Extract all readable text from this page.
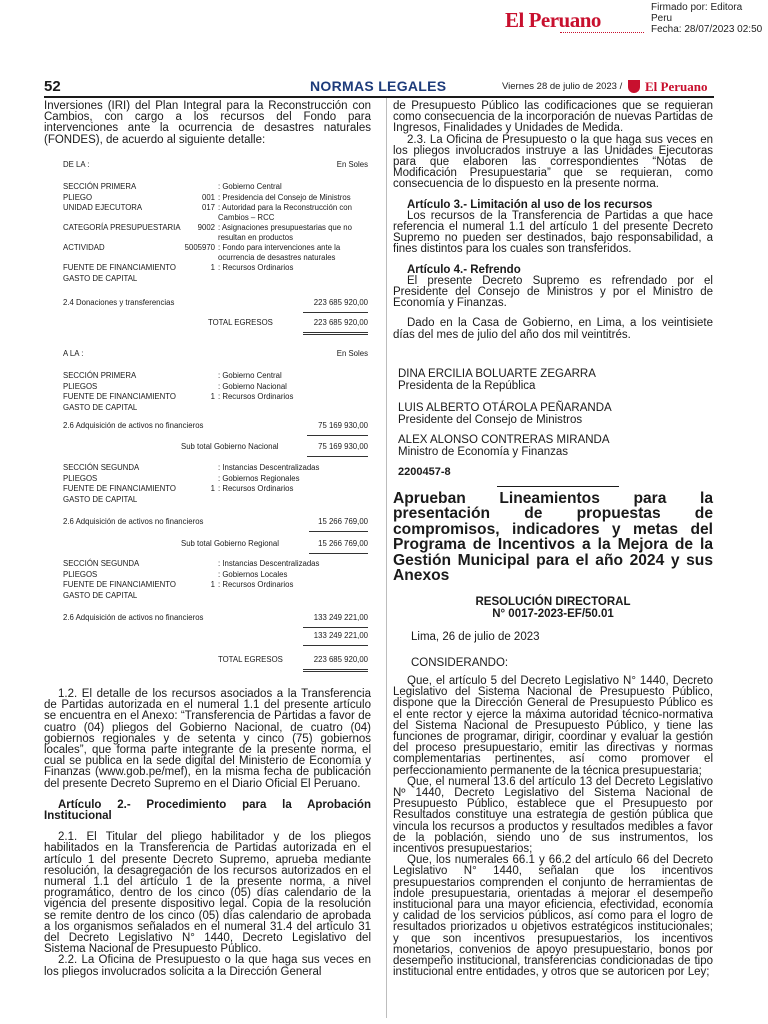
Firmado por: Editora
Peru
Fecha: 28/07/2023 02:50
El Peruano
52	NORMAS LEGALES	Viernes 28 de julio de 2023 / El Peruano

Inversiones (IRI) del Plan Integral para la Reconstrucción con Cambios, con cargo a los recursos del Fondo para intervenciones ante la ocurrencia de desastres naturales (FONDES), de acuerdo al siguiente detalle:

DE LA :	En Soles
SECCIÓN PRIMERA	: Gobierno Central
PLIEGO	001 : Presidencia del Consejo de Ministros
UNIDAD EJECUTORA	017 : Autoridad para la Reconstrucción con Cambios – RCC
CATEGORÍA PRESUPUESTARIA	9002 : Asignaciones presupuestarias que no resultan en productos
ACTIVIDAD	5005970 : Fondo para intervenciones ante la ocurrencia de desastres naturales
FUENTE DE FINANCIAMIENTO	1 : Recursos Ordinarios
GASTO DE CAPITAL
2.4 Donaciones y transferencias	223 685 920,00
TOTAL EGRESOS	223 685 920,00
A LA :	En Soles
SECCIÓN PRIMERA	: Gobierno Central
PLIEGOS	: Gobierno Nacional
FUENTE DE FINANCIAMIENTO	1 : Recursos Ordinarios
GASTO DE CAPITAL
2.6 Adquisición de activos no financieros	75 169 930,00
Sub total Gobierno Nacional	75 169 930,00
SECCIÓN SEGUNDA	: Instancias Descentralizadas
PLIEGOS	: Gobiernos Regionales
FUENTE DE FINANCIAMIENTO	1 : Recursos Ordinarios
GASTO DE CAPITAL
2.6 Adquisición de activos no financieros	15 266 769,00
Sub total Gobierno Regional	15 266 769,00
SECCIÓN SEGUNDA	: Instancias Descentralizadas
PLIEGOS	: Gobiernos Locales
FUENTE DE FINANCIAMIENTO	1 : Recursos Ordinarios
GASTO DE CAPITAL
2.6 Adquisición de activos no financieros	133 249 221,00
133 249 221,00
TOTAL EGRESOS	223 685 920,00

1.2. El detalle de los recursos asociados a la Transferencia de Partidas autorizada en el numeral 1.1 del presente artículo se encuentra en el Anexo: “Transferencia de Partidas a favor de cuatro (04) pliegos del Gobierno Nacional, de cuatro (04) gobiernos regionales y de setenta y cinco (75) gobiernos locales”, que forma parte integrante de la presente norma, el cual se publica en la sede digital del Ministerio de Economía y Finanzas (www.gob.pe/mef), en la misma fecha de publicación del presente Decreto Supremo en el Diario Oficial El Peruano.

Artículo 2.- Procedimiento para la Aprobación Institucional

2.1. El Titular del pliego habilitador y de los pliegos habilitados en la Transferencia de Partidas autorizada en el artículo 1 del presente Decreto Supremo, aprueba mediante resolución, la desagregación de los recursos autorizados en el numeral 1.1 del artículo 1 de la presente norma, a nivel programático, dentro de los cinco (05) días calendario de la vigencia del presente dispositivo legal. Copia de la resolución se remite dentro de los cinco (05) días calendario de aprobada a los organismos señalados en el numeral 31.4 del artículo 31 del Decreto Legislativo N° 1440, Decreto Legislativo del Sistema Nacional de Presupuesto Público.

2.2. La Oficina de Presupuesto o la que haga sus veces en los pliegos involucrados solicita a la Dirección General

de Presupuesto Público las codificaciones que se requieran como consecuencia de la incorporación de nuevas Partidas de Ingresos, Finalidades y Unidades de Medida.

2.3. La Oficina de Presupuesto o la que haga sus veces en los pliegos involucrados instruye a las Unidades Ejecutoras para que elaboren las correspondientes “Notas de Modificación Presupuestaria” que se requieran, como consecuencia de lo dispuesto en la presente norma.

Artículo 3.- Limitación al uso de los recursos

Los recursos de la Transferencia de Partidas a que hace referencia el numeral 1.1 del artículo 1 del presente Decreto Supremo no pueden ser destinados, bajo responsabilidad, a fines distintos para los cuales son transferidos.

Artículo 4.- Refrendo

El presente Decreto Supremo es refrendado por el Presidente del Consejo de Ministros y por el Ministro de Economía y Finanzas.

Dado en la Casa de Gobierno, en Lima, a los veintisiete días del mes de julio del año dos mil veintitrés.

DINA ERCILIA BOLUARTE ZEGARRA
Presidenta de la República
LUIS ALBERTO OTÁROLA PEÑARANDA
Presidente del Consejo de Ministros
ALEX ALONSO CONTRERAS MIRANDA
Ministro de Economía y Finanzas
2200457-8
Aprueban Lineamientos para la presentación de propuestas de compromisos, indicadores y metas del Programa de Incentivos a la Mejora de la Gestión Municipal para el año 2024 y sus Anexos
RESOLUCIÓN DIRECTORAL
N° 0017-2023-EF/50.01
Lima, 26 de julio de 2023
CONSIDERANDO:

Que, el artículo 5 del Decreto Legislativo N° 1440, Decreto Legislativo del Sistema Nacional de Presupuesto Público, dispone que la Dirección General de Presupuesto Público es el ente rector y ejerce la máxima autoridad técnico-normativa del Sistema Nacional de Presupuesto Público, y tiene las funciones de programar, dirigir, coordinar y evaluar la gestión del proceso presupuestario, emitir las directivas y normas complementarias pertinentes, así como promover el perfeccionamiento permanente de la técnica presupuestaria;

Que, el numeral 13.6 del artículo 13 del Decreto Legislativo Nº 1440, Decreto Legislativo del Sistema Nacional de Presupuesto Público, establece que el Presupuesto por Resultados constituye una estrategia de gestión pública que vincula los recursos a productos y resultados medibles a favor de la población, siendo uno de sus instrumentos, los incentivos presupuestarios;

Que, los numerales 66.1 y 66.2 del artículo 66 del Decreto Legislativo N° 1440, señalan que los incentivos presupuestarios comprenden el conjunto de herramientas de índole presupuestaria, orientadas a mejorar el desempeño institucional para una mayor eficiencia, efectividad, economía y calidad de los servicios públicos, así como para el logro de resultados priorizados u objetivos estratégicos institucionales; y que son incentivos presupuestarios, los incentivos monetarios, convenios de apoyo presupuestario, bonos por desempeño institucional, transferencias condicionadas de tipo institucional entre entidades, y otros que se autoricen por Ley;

**YOUR INSTRUCTIONS:** Print every record above exactly as written, leaving out the pictures.

**REPLY TO THE EXERCISE:**
Extract all readable text from this page.
Firmado por: Editora
Peru
Fecha: 28/07/2023 02:50
El Peruano
52	NORMAS LEGALES	Viernes 28 de julio de 2023 / El Peruano

Inversiones (IRI) del Plan Integral para la Reconstrucción con Cambios, con cargo a los recursos del Fondo para intervenciones ante la ocurrencia de desastres naturales (FONDES), de acuerdo al siguiente detalle:

DE LA :	En Soles
SECCIÓN PRIMERA	: Gobierno Central
PLIEGO	001 : Presidencia del Consejo de Ministros
UNIDAD EJECUTORA	017 : Autoridad para la Reconstrucción con Cambios – RCC
CATEGORÍA PRESUPUESTARIA	9002 : Asignaciones presupuestarias que no resultan en productos
ACTIVIDAD	5005970 : Fondo para intervenciones ante la ocurrencia de desastres naturales
FUENTE DE FINANCIAMIENTO	1 : Recursos Ordinarios
GASTO DE CAPITAL
2.4 Donaciones y transferencias	223 685 920,00
TOTAL EGRESOS	223 685 920,00
A LA :	En Soles
SECCIÓN PRIMERA	: Gobierno Central
PLIEGOS	: Gobierno Nacional
FUENTE DE FINANCIAMIENTO	1 : Recursos Ordinarios
GASTO DE CAPITAL
2.6 Adquisición de activos no financieros	75 169 930,00
Sub total Gobierno Nacional	75 169 930,00
SECCIÓN SEGUNDA	: Instancias Descentralizadas
PLIEGOS	: Gobiernos Regionales
FUENTE DE FINANCIAMIENTO	1 : Recursos Ordinarios
GASTO DE CAPITAL
2.6 Adquisición de activos no financieros	15 266 769,00
Sub total Gobierno Regional	15 266 769,00
SECCIÓN SEGUNDA	: Instancias Descentralizadas
PLIEGOS	: Gobiernos Locales
FUENTE DE FINANCIAMIENTO	1 : Recursos Ordinarios
GASTO DE CAPITAL
2.6 Adquisición de activos no financieros	133 249 221,00
133 249 221,00
TOTAL EGRESOS	223 685 920,00

1.2. El detalle de los recursos asociados a la Transferencia de Partidas autorizada en el numeral 1.1 del presente artículo se encuentra en el Anexo: “Transferencia de Partidas a favor de cuatro (04) pliegos del Gobierno Nacional, de cuatro (04) gobiernos regionales y de setenta y cinco (75) gobiernos locales”, que forma parte integrante de la presente norma, el cual se publica en la sede digital del Ministerio de Economía y Finanzas (www.gob.pe/mef), en la misma fecha de publicación del presente Decreto Supremo en el Diario Oficial El Peruano.

Artículo 2.- Procedimiento para la Aprobación Institucional

2.1. El Titular del pliego habilitador y de los pliegos habilitados en la Transferencia de Partidas autorizada en el artículo 1 del presente Decreto Supremo, aprueba mediante resolución, la desagregación de los recursos autorizados en el numeral 1.1 del artículo 1 de la presente norma, a nivel programático, dentro de los cinco (05) días calendario de la vigencia del presente dispositivo legal. Copia de la resolución se remite dentro de los cinco (05) días calendario de aprobada a los organismos señalados en el numeral 31.4 del artículo 31 del Decreto Legislativo N° 1440, Decreto Legislativo del Sistema Nacional de Presupuesto Público.

2.2. La Oficina de Presupuesto o la que haga sus veces en los pliegos involucrados solicita a la Dirección General

de Presupuesto Público las codificaciones que se requieran como consecuencia de la incorporación de nuevas Partidas de Ingresos, Finalidades y Unidades de Medida.

2.3. La Oficina de Presupuesto o la que haga sus veces en los pliegos involucrados instruye a las Unidades Ejecutoras para que elaboren las correspondientes “Notas de Modificación Presupuestaria” que se requieran, como consecuencia de lo dispuesto en la presente norma.

Artículo 3.- Limitación al uso de los recursos

Los recursos de la Transferencia de Partidas a que hace referencia el numeral 1.1 del artículo 1 del presente Decreto Supremo no pueden ser destinados, bajo responsabilidad, a fines distintos para los cuales son transferidos.

Artículo 4.- Refrendo

El presente Decreto Supremo es refrendado por el Presidente del Consejo de Ministros y por el Ministro de Economía y Finanzas.

Dado en la Casa de Gobierno, en Lima, a los veintisiete días del mes de julio del año dos mil veintitrés.

DINA ERCILIA BOLUARTE ZEGARRA
Presidenta de la República
LUIS ALBERTO OTÁROLA PEÑARANDA
Presidente del Consejo de Ministros
ALEX ALONSO CONTRERAS MIRANDA
Ministro de Economía y Finanzas
2200457-8
Aprueban Lineamientos para la presentación de propuestas de compromisos, indicadores y metas del Programa de Incentivos a la Mejora de la Gestión Municipal para el año 2024 y sus Anexos
RESOLUCIÓN DIRECTORAL
N° 0017-2023-EF/50.01
Lima, 26 de julio de 2023
CONSIDERANDO:

Que, el artículo 5 del Decreto Legislativo N° 1440, Decreto Legislativo del Sistema Nacional de Presupuesto Público, dispone que la Dirección General de Presupuesto Público es el ente rector y ejerce la máxima autoridad técnico-normativa del Sistema Nacional de Presupuesto Público, y tiene las funciones de programar, dirigir, coordinar y evaluar la gestión del proceso presupuestario, emitir las directivas y normas complementarias pertinentes, así como promover el perfeccionamiento permanente de la técnica presupuestaria;

Que, el numeral 13.6 del artículo 13 del Decreto Legislativo Nº 1440, Decreto Legislativo del Sistema Nacional de Presupuesto Público, establece que el Presupuesto por Resultados constituye una estrategia de gestión pública que vincula los recursos a productos y resultados medibles a favor de la población, siendo uno de sus instrumentos, los incentivos presupuestarios;

Que, los numerales 66.1 y 66.2 del artículo 66 del Decreto Legislativo N° 1440, señalan que los incentivos presupuestarios comprenden el conjunto de herramientas de índole presupuestaria, orientadas a mejorar el desempeño institucional para una mayor eficiencia, efectividad, economía y calidad de los servicios públicos, así como para el logro de resultados priorizados u objetivos estratégicos institucionales; y que son incentivos presupuestarios, los incentivos monetarios, convenios de apoyo presupuestario, bonos por desempeño institucional, transferencias condicionadas de tipo institucional entre entidades, y otros que se autoricen por Ley;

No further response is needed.